WRITTEN TASK ▸ Gather the lines below that include the string "ignition", copying each in full.

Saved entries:
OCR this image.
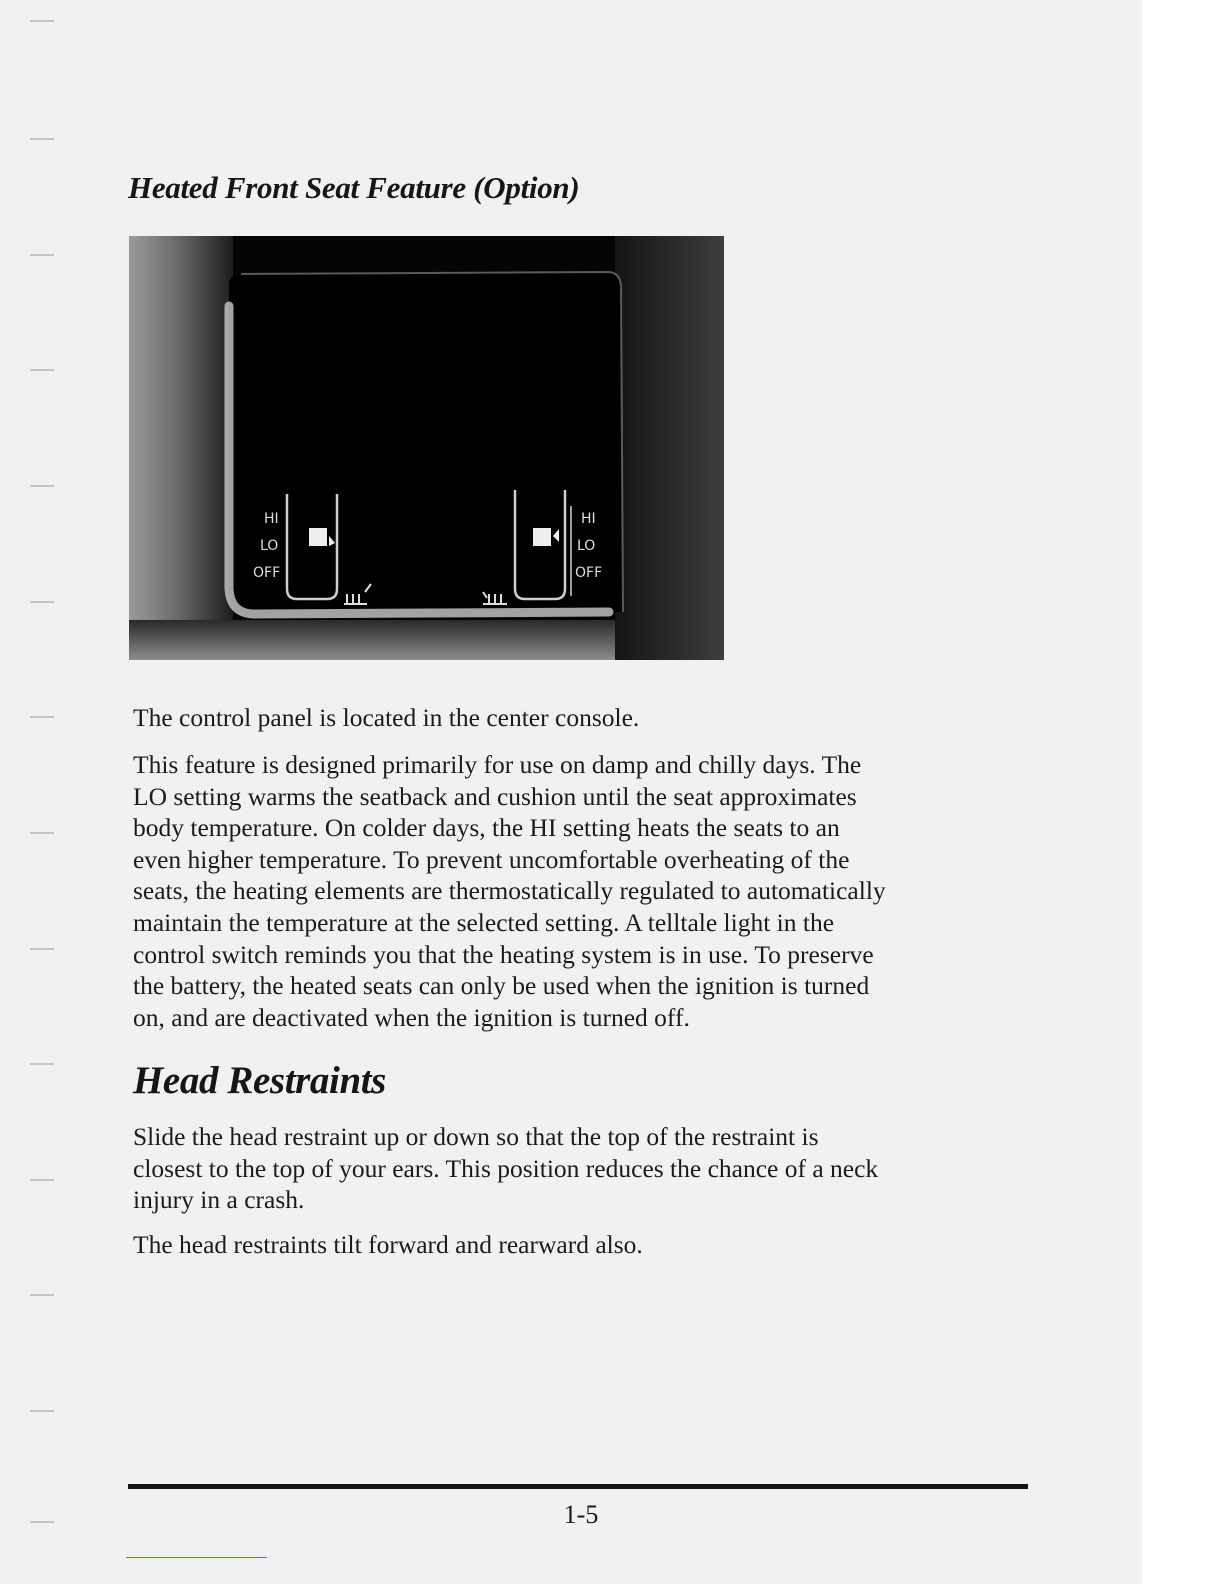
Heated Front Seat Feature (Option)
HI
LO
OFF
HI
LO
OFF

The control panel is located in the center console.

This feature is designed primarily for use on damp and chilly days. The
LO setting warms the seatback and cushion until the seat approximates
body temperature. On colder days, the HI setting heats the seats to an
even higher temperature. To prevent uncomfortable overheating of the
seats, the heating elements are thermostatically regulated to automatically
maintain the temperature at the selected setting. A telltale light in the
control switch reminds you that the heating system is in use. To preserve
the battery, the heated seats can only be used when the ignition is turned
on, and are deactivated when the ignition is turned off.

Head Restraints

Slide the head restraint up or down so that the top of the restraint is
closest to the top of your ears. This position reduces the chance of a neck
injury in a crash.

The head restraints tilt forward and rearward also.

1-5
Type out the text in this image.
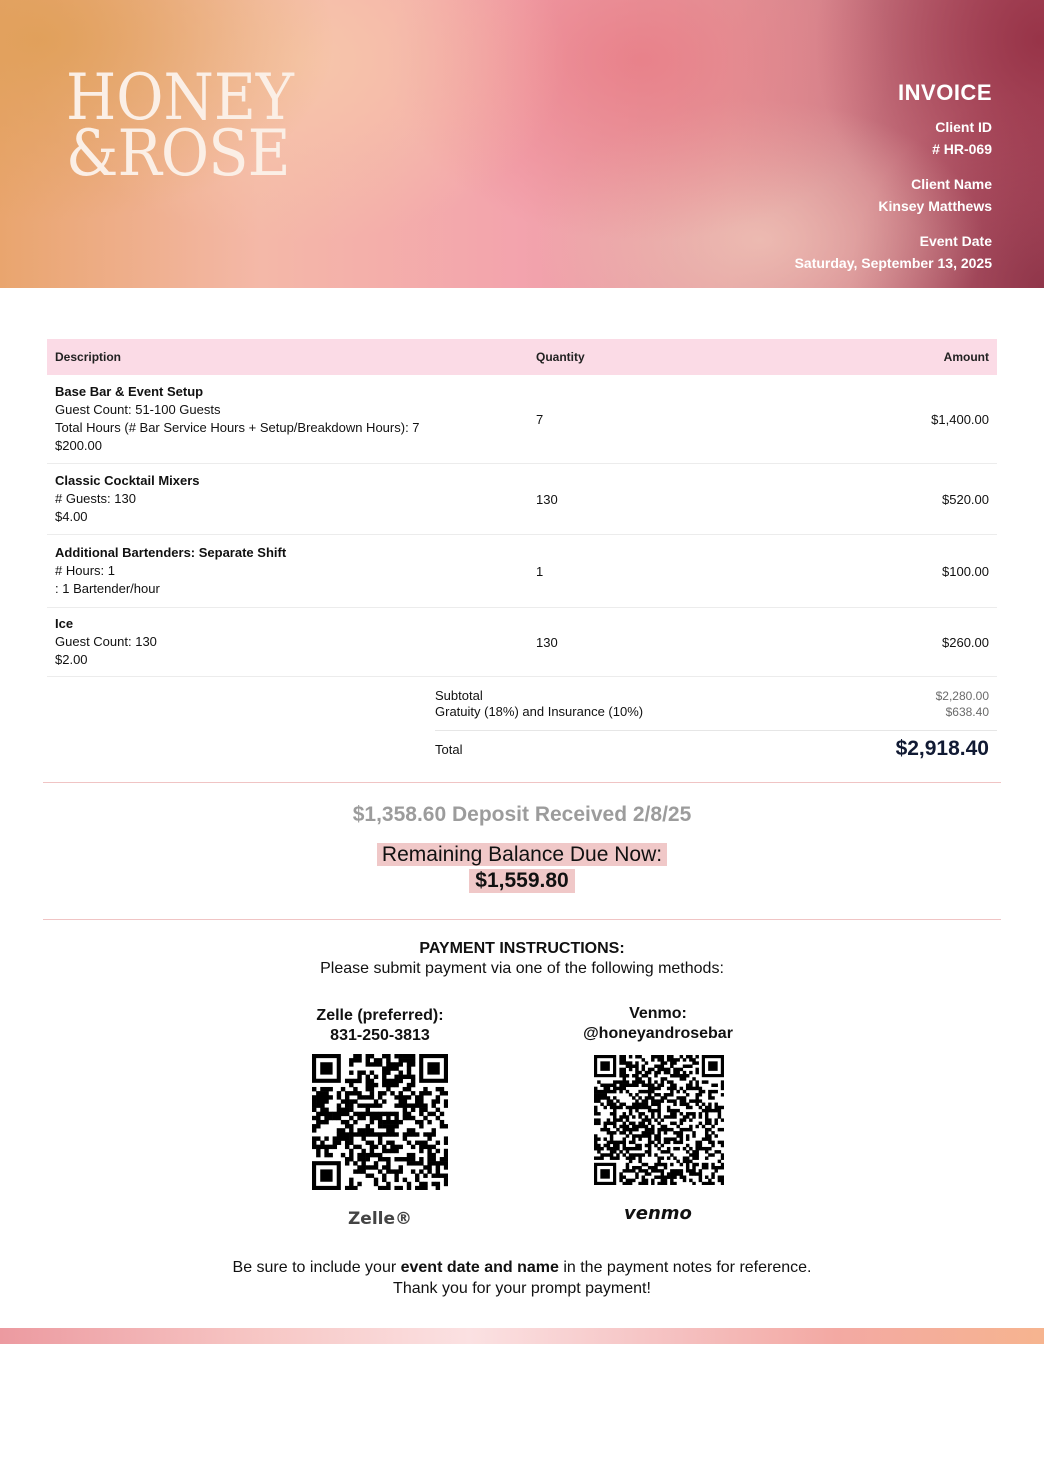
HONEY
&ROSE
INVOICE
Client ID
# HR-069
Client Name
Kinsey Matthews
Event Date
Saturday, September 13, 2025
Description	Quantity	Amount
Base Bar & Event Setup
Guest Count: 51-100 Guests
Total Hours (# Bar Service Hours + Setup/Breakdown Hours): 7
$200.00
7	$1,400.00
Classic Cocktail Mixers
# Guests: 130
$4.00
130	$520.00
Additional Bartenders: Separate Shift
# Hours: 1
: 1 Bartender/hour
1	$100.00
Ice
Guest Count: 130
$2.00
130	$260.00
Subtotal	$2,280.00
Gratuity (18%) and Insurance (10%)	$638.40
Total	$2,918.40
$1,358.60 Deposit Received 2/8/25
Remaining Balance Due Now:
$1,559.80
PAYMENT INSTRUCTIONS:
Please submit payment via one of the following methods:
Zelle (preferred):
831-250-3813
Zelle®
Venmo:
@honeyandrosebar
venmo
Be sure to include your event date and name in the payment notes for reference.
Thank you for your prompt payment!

REPLY TO THE TASK ▸
the battery, the heated seats can only be used when the ignition is turned
on, and are deactivated when the ignition is turned off.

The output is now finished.